▸ WRITTEN PROBLEM
Repeat, exactly and completely, the material that follows. Omit the pictures.

## begin DATA IN THIS EXERCISE

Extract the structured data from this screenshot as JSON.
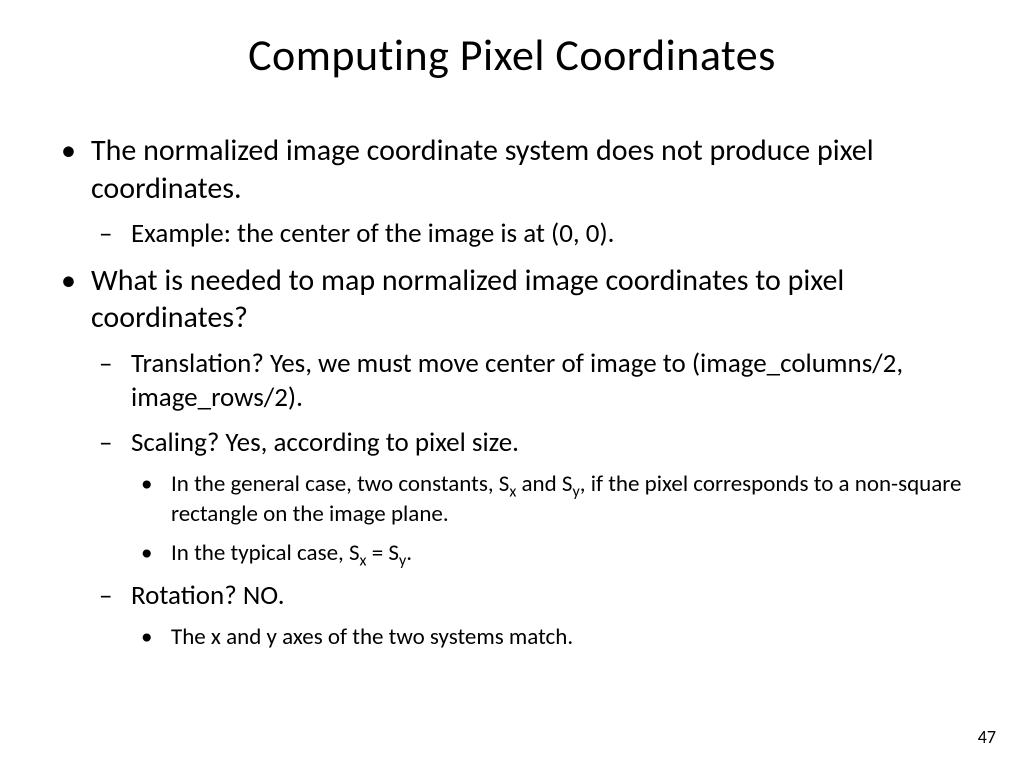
{
  "slide": {
    "title": "Computing Pixel Coordinates",
    "page_number": "47",
    "background_color": "#ffffff",
    "text_color": "#000000",
    "title_fontsize": 44,
    "l1_fontsize": 30,
    "l2_fontsize": 27,
    "l3_fontsize": 23,
    "bullets": {
      "b1": "The normalized image coordinate system does not produce pixel coordinates.",
      "b1a": "Example: the center of the image is at (0, 0).",
      "b2": "What is needed to map normalized image coordinates to pixel coordinates?",
      "b2a": "Translation? Yes, we must move center of image to (image_columns/2, image_rows/2).",
      "b2b": "Scaling? Yes, according to pixel size.",
      "b2b1_pre": "In the general case, two constants, S",
      "b2b1_sub1": "x",
      "b2b1_mid": " and S",
      "b2b1_sub2": "y",
      "b2b1_post": ", if the pixel corresponds to a non-square rectangle on the image plane.",
      "b2b2_pre": "In the typical case, S",
      "b2b2_sub1": "x",
      "b2b2_mid": " = S",
      "b2b2_sub2": "y",
      "b2b2_post": ".",
      "b2c": "Rotation? NO.",
      "b2c1": "The x and y axes of the two systems match."
    }
  }
}
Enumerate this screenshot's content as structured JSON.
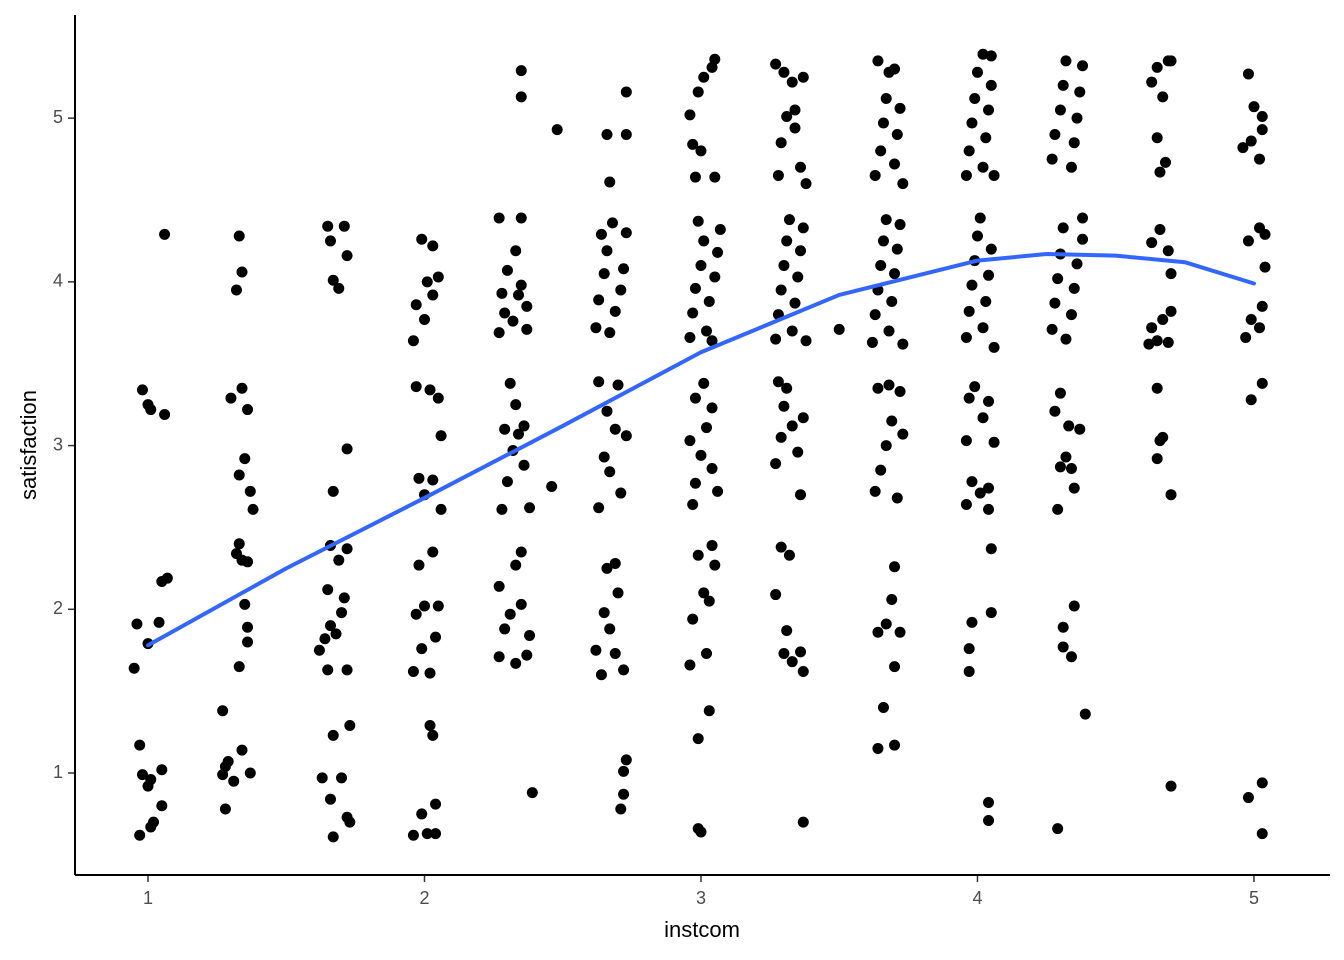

## end DATA IN THIS EXERCISE

▸ EXERCISE SOLUTION
Extract the structured data from this screenshot as JSON.
{
  "slide": {
    "title": "Computing Pixel Coordinates",
    "page_number": "47",
    "background_color": "#ffffff",
    "text_color": "#000000",
    "title_fontsize": 44,
    "l1_fontsize": 30,
    "l2_fontsize": 27,
    "l3_fontsize": 23,
    "bullets": {
      "b1": "The normalized image coordinate system does not produce pixel coordinates.",
      "b1a": "Example: the center of the image is at (0, 0).",
      "b2": "What is needed to map normalized image coordinates to pixel coordinates?",
      "b2a": "Translation? Yes, we must move center of image to (image_columns/2, image_rows/2).",
      "b2b": "Scaling? Yes, according to pixel size.",
      "b2b1_pre": "In the general case, two constants, S",
      "b2b1_sub1": "x",
      "b2b1_mid": " and S",
      "b2b1_sub2": "y",
      "b2b1_post": ", if the pixel corresponds to a non-square rectangle on the image plane.",
      "b2b2_pre": "In the typical case, S",
      "b2b2_sub1": "x",
      "b2b2_mid": " = S",
      "b2b2_sub2": "y",
      "b2b2_post": ".",
      "b2c": "Rotation? NO.",
      "b2c1": "The x and y axes of the two systems match."
    }
  }
}
Enumerate this screenshot's content as structured JSON.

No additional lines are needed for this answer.